Some records:
==========
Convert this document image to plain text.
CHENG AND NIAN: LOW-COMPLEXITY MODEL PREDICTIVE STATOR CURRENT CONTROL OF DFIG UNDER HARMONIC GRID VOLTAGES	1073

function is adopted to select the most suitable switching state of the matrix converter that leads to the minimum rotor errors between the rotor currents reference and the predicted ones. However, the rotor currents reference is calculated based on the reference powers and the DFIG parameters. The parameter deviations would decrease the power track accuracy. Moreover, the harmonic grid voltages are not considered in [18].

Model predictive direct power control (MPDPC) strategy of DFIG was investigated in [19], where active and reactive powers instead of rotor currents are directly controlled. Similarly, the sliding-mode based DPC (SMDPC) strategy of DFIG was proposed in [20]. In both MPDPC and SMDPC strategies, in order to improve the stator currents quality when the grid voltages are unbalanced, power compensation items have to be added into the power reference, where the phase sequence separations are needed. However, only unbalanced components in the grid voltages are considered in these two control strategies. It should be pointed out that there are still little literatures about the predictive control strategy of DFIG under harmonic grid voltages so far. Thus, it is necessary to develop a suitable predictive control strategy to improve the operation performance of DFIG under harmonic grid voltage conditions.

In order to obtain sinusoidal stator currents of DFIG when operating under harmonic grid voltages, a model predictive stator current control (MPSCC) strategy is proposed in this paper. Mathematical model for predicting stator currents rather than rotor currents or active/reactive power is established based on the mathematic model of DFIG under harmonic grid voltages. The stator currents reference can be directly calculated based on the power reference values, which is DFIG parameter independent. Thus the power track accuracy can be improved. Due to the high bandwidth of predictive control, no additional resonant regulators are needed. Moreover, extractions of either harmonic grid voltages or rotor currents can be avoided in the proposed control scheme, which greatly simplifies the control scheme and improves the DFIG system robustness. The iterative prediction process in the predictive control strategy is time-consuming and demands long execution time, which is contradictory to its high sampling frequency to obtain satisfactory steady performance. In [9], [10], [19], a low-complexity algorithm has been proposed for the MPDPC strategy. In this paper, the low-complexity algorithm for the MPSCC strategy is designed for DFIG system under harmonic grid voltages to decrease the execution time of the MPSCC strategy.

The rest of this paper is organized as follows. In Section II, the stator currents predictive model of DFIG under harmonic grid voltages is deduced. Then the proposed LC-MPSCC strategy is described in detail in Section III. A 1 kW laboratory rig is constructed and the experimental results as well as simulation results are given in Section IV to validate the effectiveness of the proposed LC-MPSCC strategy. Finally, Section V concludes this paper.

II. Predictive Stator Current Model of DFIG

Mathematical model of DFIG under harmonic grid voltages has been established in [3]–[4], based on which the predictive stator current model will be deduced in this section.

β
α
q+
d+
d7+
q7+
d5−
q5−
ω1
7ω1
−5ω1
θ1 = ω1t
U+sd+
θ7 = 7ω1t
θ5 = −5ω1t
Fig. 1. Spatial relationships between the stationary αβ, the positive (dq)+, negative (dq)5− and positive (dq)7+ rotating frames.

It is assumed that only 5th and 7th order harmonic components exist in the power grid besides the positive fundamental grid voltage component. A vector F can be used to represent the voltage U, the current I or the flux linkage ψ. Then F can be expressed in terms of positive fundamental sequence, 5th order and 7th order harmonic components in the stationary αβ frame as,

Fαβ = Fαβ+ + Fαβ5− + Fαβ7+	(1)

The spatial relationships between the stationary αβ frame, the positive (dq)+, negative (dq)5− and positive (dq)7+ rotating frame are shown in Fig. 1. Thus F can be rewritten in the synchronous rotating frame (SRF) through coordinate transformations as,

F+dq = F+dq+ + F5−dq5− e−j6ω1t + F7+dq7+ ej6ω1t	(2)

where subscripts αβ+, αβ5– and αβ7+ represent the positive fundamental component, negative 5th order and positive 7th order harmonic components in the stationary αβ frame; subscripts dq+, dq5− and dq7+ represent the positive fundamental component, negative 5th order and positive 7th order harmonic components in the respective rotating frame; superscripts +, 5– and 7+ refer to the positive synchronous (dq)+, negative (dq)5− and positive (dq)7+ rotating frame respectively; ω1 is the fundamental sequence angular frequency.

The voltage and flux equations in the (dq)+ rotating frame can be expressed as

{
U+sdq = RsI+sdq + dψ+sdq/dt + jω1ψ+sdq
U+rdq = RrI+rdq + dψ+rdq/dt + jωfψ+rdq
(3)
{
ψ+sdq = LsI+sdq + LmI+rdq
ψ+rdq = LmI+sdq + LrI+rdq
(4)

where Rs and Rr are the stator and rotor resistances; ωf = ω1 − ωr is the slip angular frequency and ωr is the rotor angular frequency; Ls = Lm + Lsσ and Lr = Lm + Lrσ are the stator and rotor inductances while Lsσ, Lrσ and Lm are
==========
## [Exercise prompt]
Retype every record above exactly as written.

## [Expected answer]
Convert this document image to plain text.
CHENG AND NIAN: LOW-COMPLEXITY MODEL PREDICTIVE STATOR CURRENT CONTROL OF DFIG UNDER HARMONIC GRID VOLTAGES	1073

function is adopted to select the most suitable switching state of the matrix converter that leads to the minimum rotor errors between the rotor currents reference and the predicted ones. However, the rotor currents reference is calculated based on the reference powers and the DFIG parameters. The parameter deviations would decrease the power track accuracy. Moreover, the harmonic grid voltages are not considered in [18].

Model predictive direct power control (MPDPC) strategy of DFIG was investigated in [19], where active and reactive powers instead of rotor currents are directly controlled. Similarly, the sliding-mode based DPC (SMDPC) strategy of DFIG was proposed in [20]. In both MPDPC and SMDPC strategies, in order to improve the stator currents quality when the grid voltages are unbalanced, power compensation items have to be added into the power reference, where the phase sequence separations are needed. However, only unbalanced components in the grid voltages are considered in these two control strategies. It should be pointed out that there are still little literatures about the predictive control strategy of DFIG under harmonic grid voltages so far. Thus, it is necessary to develop a suitable predictive control strategy to improve the operation performance of DFIG under harmonic grid voltage conditions.

In order to obtain sinusoidal stator currents of DFIG when operating under harmonic grid voltages, a model predictive stator current control (MPSCC) strategy is proposed in this paper. Mathematical model for predicting stator currents rather than rotor currents or active/reactive power is established based on the mathematic model of DFIG under harmonic grid voltages. The stator currents reference can be directly calculated based on the power reference values, which is DFIG parameter independent. Thus the power track accuracy can be improved. Due to the high bandwidth of predictive control, no additional resonant regulators are needed. Moreover, extractions of either harmonic grid voltages or rotor currents can be avoided in the proposed control scheme, which greatly simplifies the control scheme and improves the DFIG system robustness. The iterative prediction process in the predictive control strategy is time-consuming and demands long execution time, which is contradictory to its high sampling frequency to obtain satisfactory steady performance. In [9], [10], [19], a low-complexity algorithm has been proposed for the MPDPC strategy. In this paper, the low-complexity algorithm for the MPSCC strategy is designed for DFIG system under harmonic grid voltages to decrease the execution time of the MPSCC strategy.

The rest of this paper is organized as follows. In Section II, the stator currents predictive model of DFIG under harmonic grid voltages is deduced. Then the proposed LC-MPSCC strategy is described in detail in Section III. A 1 kW laboratory rig is constructed and the experimental results as well as simulation results are given in Section IV to validate the effectiveness of the proposed LC-MPSCC strategy. Finally, Section V concludes this paper.

II. Predictive Stator Current Model of DFIG

Mathematical model of DFIG under harmonic grid voltages has been established in [3]–[4], based on which the predictive stator current model will be deduced in this section.

β
α
q+
d+
d7+
q7+
d5−
q5−
ω1
7ω1
−5ω1
θ1 = ω1t
U+sd+
θ7 = 7ω1t
θ5 = −5ω1t
Fig. 1. Spatial relationships between the stationary αβ, the positive (dq)+, negative (dq)5− and positive (dq)7+ rotating frames.

It is assumed that only 5th and 7th order harmonic components exist in the power grid besides the positive fundamental grid voltage component. A vector F can be used to represent the voltage U, the current I or the flux linkage ψ. Then F can be expressed in terms of positive fundamental sequence, 5th order and 7th order harmonic components in the stationary αβ frame as,

Fαβ = Fαβ+ + Fαβ5− + Fαβ7+	(1)

The spatial relationships between the stationary αβ frame, the positive (dq)+, negative (dq)5− and positive (dq)7+ rotating frame are shown in Fig. 1. Thus F can be rewritten in the synchronous rotating frame (SRF) through coordinate transformations as,

F+dq = F+dq+ + F5−dq5− e−j6ω1t + F7+dq7+ ej6ω1t	(2)

where subscripts αβ+, αβ5– and αβ7+ represent the positive fundamental component, negative 5th order and positive 7th order harmonic components in the stationary αβ frame; subscripts dq+, dq5− and dq7+ represent the positive fundamental component, negative 5th order and positive 7th order harmonic components in the respective rotating frame; superscripts +, 5– and 7+ refer to the positive synchronous (dq)+, negative (dq)5− and positive (dq)7+ rotating frame respectively; ω1 is the fundamental sequence angular frequency.

The voltage and flux equations in the (dq)+ rotating frame can be expressed as

{
U+sdq = RsI+sdq + dψ+sdq/dt + jω1ψ+sdq
U+rdq = RrI+rdq + dψ+rdq/dt + jωfψ+rdq
(3)
{
ψ+sdq = LsI+sdq + LmI+rdq
ψ+rdq = LmI+sdq + LrI+rdq
(4)

where Rs and Rr are the stator and rotor resistances; ωf = ω1 − ωr is the slip angular frequency and ωr is the rotor angular frequency; Ls = Lm + Lsσ and Lr = Lm + Lrσ are the stator and rotor inductances while Lsσ, Lrσ and Lm are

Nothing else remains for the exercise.